Given information:
------------------------------------

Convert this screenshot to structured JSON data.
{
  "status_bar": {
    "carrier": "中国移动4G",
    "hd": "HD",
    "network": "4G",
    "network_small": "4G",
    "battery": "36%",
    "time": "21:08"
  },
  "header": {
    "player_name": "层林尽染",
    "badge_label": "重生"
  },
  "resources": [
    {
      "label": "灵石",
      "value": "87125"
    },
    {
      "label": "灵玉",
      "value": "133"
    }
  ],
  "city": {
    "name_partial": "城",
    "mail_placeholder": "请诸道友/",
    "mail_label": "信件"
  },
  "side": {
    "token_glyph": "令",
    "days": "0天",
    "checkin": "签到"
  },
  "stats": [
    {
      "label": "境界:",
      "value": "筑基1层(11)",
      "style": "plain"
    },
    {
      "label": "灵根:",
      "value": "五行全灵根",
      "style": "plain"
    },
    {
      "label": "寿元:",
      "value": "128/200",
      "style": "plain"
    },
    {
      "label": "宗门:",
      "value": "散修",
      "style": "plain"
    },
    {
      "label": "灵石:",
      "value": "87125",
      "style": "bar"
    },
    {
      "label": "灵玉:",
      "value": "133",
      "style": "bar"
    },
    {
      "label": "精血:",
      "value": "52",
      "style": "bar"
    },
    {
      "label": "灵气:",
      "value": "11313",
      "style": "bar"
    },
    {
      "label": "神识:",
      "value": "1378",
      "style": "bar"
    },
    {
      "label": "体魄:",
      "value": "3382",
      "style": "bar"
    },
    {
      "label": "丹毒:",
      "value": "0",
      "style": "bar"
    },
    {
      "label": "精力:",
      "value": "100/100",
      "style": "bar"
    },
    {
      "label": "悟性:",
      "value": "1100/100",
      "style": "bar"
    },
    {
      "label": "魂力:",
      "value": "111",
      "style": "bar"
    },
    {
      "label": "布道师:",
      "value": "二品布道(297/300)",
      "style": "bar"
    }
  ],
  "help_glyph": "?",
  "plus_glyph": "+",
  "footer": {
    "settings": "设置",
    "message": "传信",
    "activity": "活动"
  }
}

------------------------------------

Job:
Using the entries above, please restate each one word for word.

Exercise output:
Convert this screenshot to structured JSON data.
{
  "status_bar": {
    "carrier": "中国移动4G",
    "hd": "HD",
    "network": "4G",
    "network_small": "4G",
    "battery": "36%",
    "time": "21:08"
  },
  "header": {
    "player_name": "层林尽染",
    "badge_label": "重生"
  },
  "resources": [
    {
      "label": "灵石",
      "value": "87125"
    },
    {
      "label": "灵玉",
      "value": "133"
    }
  ],
  "city": {
    "name_partial": "城",
    "mail_placeholder": "请诸道友/",
    "mail_label": "信件"
  },
  "side": {
    "token_glyph": "令",
    "days": "0天",
    "checkin": "签到"
  },
  "stats": [
    {
      "label": "境界:",
      "value": "筑基1层(11)",
      "style": "plain"
    },
    {
      "label": "灵根:",
      "value": "五行全灵根",
      "style": "plain"
    },
    {
      "label": "寿元:",
      "value": "128/200",
      "style": "plain"
    },
    {
      "label": "宗门:",
      "value": "散修",
      "style": "plain"
    },
    {
      "label": "灵石:",
      "value": "87125",
      "style": "bar"
    },
    {
      "label": "灵玉:",
      "value": "133",
      "style": "bar"
    },
    {
      "label": "精血:",
      "value": "52",
      "style": "bar"
    },
    {
      "label": "灵气:",
      "value": "11313",
      "style": "bar"
    },
    {
      "label": "神识:",
      "value": "1378",
      "style": "bar"
    },
    {
      "label": "体魄:",
      "value": "3382",
      "style": "bar"
    },
    {
      "label": "丹毒:",
      "value": "0",
      "style": "bar"
    },
    {
      "label": "精力:",
      "value": "100/100",
      "style": "bar"
    },
    {
      "label": "悟性:",
      "value": "1100/100",
      "style": "bar"
    },
    {
      "label": "魂力:",
      "value": "111",
      "style": "bar"
    },
    {
      "label": "布道师:",
      "value": "二品布道(297/300)",
      "style": "bar"
    }
  ],
  "help_glyph": "?",
  "plus_glyph": "+",
  "footer": {
    "settings": "设置",
    "message": "传信",
    "activity": "活动"
  }
}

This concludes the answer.